### YOUR INSTRUCTIONS
From the article below about Daphne Dunne meeting Prince Harry, set down word for word the passage between "He was posthumously" and "with the Prince.", inclusive.

Accepting flowers and cards from Mrs Dunne, Meghan thanked her and said: “Hopefully next time we see you we’ll have a little one with us.”
Speaking to news.com.au before meeting the famous newlyweds, Mrs Dunne said it was “just marvellous” that her favourite prince was having a child.
“I think it’s wonderful … it’s what he’s always wanted. He will be a marvellous dad,” she said. He won’t let anything stand in his way and he will be so gentle and loving. This should be an Australian baby.”
Mrs Dunne said Meghan and Harry were “beautiful together” and it was nice to see the couple show such affection for each other in public.
98-year-old Sydneysider Daphne Dunne has met Harry for a third time in Sydney. Harry introduced his wife to Daphne for the first time today. "Marvellous." #RoyalWatch #7News pic.twitter.com/OgDIKnQpyU
â 7 News Sydney (@7NewsSydney) October 16, 2018
“I’m excited to see Harry. He’s a wonderful friend … That’s how I feel about him. He’s my favourite royal and so good-looking too. I’m sorry he’s taken,” she said.
Chatting to Today’s Sylvia Jeffreys outside Admiralty House this morning, Mrs Dunne raved about the 34-year-old royal.
“He’s a natural,” she said. “He just loves what he’s doing.
“I’m very happy for him. I’m glad he’s got a wife now, and soon have a b-b-bubba. I was stuttering there purposely,” Mrs Dunne joked.
The widow’s first husband, Lieutenant Albert Chowne, died aged 25 in 1945 during an attack on a Japanese machine gun post in Papua New Guinea.
He was posthumously awarded the Victoria Cross which Mrs Dunne was wearing when she first met Prince Harry.
“He said, ‘That’s what attracted me over here,’” Mrs Dunne told Jeffreys about her first meeting with the Prince.
“He said, ‘I’m glad I came over.’ We were just chatting for a little while and then they kept saying to him, ‘We’ve got to go. We’ve got to go.’ But he didn’t worry about that. He just continued on with what he was doing which was talking to me and then when he started to go he gave me a kiss on the cheek.”
Mrs Dunne joked that when she met Prince Harry again in 2017 he gave her a kiss on the other cheek “because I was lopsided”.
“So where does the third kiss go then today?” Jeffreys asked.
“I don’t know — mightn’t even get it,” Mrs Dunne laughed.
As excited as she is about potentially chatting to Prince Harry again, Mrs Dunne is even more eager to meet Meghan Markle, and she’s even got a gift for the couple.
“Just some flowers and I’ll tell them they will be very, very happy. I think that’s more important than any gift. I think it’s a gift on its own, to wish them happiness.”
Jeffreys asked Mrs Dunne what she’d like to say to them if she meets them.
“‘Hello, it’s wonderful to meet you and meet you Harry again, it’s absolutely wonderful. But to meet your wife I think it is absolutely marvellous.’”

### RECORD EXTRACTS
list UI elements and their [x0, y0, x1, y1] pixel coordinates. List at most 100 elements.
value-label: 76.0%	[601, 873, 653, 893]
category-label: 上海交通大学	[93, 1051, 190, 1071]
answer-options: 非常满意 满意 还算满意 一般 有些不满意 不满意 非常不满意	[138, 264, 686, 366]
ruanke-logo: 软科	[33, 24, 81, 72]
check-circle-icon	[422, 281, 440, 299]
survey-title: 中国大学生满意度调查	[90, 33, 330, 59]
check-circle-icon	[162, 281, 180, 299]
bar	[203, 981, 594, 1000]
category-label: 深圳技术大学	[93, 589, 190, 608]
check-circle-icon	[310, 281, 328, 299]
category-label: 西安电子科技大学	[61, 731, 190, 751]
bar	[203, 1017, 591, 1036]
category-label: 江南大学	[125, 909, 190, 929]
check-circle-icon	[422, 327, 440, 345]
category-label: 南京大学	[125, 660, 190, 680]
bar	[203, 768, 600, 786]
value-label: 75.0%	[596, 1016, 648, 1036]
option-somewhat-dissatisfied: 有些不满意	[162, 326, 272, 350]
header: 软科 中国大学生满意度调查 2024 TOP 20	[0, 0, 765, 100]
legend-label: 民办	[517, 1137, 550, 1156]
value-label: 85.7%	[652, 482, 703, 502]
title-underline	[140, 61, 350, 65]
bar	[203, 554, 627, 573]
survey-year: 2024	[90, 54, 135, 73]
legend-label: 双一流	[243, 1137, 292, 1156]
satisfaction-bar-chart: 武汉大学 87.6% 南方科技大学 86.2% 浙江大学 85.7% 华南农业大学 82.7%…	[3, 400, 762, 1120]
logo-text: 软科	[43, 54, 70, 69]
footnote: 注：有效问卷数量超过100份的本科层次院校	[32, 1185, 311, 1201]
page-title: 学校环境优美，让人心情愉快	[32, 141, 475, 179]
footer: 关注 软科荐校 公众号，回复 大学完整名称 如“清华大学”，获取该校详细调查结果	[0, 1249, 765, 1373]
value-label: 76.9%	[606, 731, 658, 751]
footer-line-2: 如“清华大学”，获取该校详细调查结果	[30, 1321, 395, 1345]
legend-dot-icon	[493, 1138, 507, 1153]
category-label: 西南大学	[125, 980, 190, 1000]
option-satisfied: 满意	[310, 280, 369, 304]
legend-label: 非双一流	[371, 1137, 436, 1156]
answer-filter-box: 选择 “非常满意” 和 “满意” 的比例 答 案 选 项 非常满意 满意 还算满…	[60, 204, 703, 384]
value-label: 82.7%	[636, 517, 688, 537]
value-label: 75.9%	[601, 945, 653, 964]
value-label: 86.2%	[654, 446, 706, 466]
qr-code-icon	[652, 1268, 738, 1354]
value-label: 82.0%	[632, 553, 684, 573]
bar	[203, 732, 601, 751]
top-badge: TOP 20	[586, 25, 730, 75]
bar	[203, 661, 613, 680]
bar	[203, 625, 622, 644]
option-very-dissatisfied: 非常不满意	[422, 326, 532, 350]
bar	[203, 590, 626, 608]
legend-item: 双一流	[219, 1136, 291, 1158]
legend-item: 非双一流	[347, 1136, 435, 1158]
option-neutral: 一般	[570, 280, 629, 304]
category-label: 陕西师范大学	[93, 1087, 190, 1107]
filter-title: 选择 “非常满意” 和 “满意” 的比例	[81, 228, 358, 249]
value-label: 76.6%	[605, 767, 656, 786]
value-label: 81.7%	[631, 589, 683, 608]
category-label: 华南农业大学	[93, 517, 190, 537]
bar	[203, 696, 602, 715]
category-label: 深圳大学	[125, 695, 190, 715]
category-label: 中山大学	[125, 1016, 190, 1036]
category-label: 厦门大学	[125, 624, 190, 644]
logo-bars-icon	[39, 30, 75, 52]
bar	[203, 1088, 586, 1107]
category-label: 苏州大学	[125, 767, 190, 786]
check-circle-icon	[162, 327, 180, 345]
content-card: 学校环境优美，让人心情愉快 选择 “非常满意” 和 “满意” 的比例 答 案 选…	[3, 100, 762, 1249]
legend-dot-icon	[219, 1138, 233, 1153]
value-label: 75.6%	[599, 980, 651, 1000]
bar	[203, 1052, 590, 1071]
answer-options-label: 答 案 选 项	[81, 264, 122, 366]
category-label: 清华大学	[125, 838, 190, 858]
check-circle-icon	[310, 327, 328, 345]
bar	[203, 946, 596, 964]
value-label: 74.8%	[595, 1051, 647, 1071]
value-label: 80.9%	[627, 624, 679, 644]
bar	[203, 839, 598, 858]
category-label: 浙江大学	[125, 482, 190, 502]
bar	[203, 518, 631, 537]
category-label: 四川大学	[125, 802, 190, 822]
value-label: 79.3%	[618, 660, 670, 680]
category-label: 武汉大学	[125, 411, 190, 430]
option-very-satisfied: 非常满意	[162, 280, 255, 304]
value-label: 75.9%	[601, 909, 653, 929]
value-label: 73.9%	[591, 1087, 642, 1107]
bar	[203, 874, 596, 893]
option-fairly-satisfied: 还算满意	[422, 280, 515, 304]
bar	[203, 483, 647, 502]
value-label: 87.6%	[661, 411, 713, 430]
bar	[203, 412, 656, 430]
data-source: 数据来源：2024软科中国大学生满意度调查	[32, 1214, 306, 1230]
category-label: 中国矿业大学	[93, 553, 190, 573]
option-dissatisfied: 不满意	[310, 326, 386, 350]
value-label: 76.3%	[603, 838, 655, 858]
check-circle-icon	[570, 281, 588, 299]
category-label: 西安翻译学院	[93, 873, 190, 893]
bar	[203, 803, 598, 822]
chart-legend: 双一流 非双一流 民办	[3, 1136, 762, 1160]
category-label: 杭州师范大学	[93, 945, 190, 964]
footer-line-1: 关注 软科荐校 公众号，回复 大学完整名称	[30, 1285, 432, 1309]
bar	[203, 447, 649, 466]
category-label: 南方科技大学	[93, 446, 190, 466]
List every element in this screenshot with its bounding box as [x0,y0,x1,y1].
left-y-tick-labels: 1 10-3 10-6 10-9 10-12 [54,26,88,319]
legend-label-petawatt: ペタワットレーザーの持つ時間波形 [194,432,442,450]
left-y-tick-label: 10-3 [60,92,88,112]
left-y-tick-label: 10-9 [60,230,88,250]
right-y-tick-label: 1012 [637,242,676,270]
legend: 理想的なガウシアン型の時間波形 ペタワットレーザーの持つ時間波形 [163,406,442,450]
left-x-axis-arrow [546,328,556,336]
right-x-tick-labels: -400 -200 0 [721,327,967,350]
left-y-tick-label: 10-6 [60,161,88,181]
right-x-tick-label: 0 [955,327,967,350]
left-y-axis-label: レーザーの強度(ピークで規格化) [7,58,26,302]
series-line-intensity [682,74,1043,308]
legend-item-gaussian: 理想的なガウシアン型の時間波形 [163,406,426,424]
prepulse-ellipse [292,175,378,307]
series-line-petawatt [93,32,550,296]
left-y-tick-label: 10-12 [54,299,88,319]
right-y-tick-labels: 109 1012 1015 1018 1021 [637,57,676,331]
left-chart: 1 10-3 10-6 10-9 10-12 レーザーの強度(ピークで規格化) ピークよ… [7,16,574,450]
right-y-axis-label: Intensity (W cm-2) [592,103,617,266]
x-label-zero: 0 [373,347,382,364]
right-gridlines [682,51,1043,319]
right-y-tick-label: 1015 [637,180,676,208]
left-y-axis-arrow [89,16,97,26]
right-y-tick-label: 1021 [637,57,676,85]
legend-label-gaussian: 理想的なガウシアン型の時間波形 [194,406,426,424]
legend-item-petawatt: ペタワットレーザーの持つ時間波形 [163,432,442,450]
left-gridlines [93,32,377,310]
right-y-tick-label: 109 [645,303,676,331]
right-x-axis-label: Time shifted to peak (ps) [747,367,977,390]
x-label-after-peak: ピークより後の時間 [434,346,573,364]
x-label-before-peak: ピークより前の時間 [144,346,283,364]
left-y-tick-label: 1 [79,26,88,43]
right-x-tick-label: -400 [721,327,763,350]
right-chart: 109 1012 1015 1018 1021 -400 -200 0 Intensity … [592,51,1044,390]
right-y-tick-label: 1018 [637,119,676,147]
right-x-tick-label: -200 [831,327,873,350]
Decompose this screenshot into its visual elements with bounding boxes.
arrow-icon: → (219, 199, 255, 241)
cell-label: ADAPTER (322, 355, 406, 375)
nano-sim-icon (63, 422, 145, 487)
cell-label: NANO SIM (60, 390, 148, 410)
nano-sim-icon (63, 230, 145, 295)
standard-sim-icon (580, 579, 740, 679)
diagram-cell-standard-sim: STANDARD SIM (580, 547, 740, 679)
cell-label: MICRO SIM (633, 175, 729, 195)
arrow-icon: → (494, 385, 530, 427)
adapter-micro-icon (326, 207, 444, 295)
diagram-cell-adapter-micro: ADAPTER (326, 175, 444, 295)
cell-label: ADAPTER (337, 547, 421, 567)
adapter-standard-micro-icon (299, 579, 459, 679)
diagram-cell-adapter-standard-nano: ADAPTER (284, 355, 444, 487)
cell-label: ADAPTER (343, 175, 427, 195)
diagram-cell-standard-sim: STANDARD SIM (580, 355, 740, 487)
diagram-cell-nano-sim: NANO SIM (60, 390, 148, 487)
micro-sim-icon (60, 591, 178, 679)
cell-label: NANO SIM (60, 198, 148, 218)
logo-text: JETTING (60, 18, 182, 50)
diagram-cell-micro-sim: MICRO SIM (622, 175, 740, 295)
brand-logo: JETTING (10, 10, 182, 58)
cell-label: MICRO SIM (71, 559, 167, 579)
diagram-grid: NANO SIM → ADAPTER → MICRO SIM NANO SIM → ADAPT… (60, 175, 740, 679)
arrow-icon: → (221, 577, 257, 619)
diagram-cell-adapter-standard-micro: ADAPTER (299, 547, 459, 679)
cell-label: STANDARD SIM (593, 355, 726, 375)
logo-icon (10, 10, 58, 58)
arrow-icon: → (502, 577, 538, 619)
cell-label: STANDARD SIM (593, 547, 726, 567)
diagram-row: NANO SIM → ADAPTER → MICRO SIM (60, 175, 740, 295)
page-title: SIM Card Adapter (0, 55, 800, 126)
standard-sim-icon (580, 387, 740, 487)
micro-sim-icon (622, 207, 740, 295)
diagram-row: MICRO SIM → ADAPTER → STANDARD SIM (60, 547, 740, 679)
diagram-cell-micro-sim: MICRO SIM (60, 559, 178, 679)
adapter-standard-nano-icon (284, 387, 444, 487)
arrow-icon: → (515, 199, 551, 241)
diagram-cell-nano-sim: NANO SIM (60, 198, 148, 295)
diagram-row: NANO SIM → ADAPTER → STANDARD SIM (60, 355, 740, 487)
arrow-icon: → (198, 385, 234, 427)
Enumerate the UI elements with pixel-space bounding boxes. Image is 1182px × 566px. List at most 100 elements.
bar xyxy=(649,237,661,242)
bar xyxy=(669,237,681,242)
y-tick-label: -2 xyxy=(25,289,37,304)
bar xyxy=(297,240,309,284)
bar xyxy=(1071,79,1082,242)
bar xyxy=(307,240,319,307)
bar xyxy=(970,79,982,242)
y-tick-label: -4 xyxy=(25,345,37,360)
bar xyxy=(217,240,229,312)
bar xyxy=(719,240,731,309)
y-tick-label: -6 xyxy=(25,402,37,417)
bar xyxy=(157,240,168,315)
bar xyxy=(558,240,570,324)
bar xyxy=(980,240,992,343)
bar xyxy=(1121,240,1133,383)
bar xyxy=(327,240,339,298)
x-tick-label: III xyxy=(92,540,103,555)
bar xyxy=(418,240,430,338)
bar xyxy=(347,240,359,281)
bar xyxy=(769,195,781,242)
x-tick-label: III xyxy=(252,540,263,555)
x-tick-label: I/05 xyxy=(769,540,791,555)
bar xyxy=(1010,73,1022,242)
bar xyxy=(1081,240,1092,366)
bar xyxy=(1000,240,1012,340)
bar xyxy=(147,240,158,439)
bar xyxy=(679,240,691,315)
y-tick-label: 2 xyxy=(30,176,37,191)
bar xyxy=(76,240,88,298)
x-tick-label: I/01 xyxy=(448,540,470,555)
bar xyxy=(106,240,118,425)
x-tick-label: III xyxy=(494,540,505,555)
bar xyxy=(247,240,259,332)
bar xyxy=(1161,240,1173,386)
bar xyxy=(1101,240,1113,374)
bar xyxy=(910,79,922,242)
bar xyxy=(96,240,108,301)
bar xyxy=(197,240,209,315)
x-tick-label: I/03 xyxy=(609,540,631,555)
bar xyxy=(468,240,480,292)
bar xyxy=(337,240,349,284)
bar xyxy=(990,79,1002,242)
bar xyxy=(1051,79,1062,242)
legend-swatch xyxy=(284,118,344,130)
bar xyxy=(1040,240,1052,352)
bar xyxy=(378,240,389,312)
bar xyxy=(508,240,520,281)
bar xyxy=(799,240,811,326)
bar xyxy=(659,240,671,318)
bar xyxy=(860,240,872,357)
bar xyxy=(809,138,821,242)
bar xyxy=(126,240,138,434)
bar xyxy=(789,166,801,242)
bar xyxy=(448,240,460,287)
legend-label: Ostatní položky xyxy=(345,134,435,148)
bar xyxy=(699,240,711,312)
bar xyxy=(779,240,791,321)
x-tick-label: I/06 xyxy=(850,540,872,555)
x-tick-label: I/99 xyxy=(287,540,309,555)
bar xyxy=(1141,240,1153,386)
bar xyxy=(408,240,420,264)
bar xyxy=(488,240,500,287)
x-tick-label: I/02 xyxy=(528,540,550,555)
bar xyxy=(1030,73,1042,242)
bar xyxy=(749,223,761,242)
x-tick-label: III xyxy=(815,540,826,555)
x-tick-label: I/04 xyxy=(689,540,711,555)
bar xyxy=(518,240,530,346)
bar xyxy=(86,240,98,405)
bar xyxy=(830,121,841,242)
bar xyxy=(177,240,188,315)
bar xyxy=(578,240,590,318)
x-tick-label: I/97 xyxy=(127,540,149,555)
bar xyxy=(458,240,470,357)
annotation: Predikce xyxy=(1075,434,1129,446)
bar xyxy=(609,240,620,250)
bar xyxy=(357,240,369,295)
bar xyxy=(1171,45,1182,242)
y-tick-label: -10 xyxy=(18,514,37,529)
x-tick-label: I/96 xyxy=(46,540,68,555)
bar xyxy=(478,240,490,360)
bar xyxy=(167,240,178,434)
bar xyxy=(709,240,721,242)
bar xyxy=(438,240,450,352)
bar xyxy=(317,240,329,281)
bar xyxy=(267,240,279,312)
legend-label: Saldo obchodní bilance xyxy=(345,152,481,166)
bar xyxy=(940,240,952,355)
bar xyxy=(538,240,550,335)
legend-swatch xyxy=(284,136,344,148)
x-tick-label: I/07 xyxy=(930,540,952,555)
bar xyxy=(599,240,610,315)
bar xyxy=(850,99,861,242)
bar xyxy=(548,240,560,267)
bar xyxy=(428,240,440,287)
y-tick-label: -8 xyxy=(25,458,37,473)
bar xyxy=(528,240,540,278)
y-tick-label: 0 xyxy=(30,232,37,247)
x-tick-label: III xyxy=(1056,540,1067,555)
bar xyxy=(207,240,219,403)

### TASK ANSWER
He was posthumously awarded the Victoria Cross which Mrs Dunne was wearing when she first met Prince Harry.
“He said, ‘That’s what attracted me over here,’” Mrs Dunne told Jeffreys about her first meeting with the Prince.